## begin DATA FOR THIS EXERCISE

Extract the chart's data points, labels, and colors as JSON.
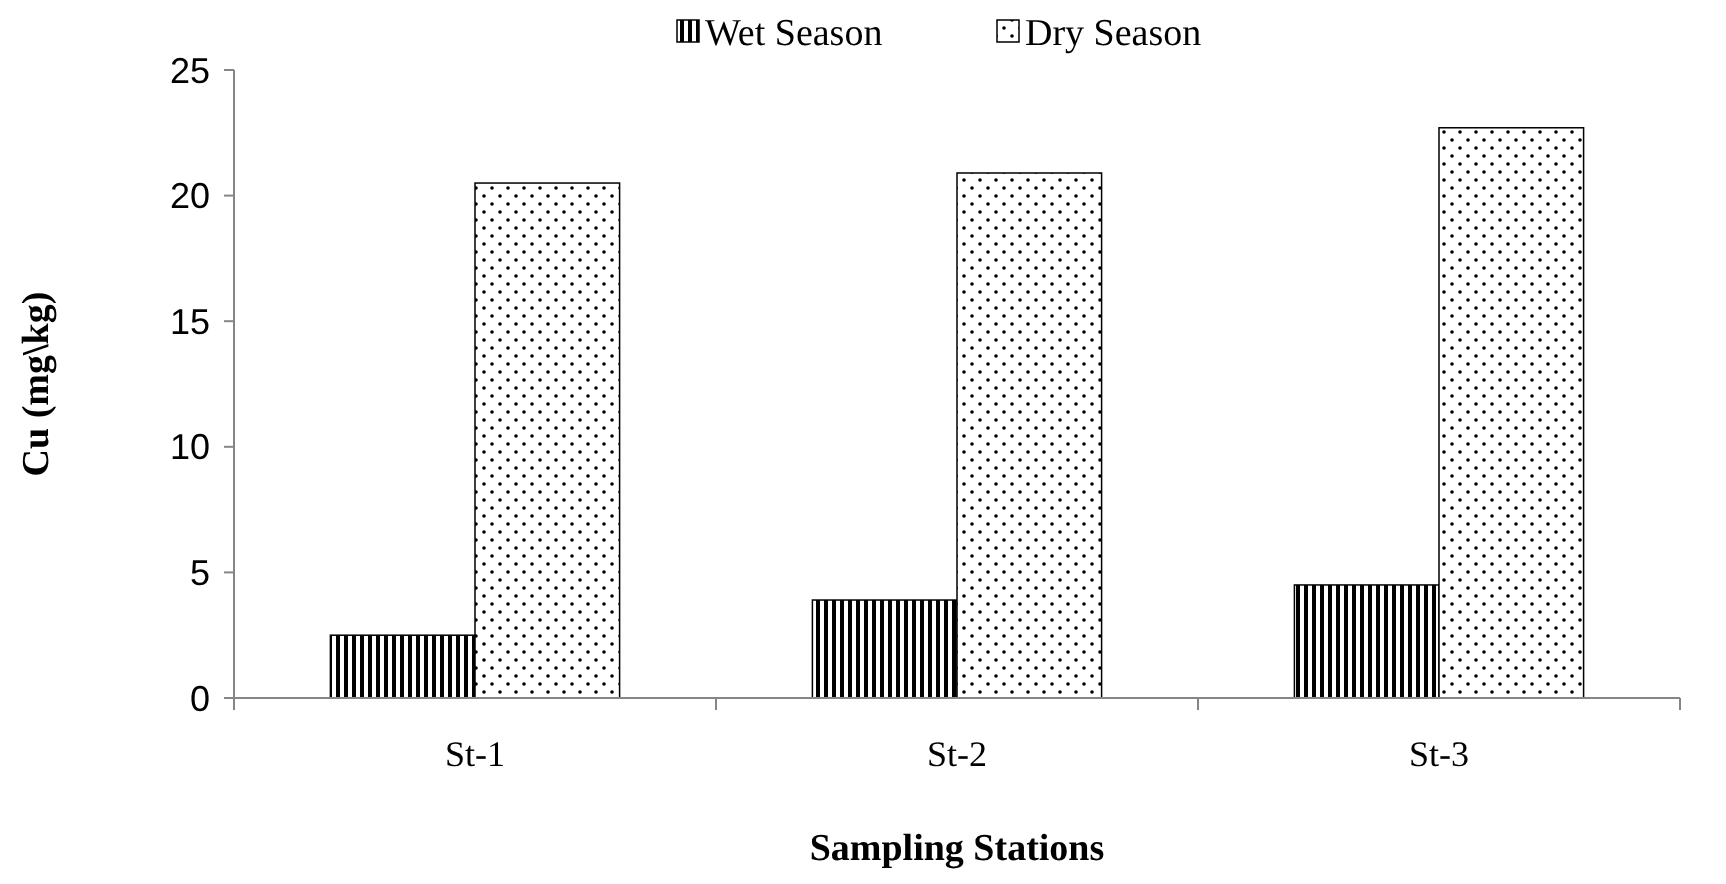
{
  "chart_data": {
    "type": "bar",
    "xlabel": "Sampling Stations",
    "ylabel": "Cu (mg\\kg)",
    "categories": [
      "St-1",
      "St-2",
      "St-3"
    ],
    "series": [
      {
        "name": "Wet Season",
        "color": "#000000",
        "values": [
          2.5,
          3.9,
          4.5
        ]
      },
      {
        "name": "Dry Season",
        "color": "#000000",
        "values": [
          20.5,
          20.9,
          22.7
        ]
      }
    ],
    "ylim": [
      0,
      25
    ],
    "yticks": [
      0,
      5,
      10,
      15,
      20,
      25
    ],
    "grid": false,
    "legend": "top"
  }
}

## end DATA FOR THIS EXERCISE

[EXERCISE BRIEF]:
Strip the images and reproduce the remaining records precisely.

[ANSWER TO THE EXERCISE]:
Extract the chart's data points, labels, and colors as JSON.
{
  "chart_data": {
    "type": "bar",
    "xlabel": "Sampling Stations",
    "ylabel": "Cu (mg\\kg)",
    "categories": [
      "St-1",
      "St-2",
      "St-3"
    ],
    "series": [
      {
        "name": "Wet Season",
        "color": "#000000",
        "values": [
          2.5,
          3.9,
          4.5
        ]
      },
      {
        "name": "Dry Season",
        "color": "#000000",
        "values": [
          20.5,
          20.9,
          22.7
        ]
      }
    ],
    "ylim": [
      0,
      25
    ],
    "yticks": [
      0,
      5,
      10,
      15,
      20,
      25
    ],
    "grid": false,
    "legend": "top"
  }
}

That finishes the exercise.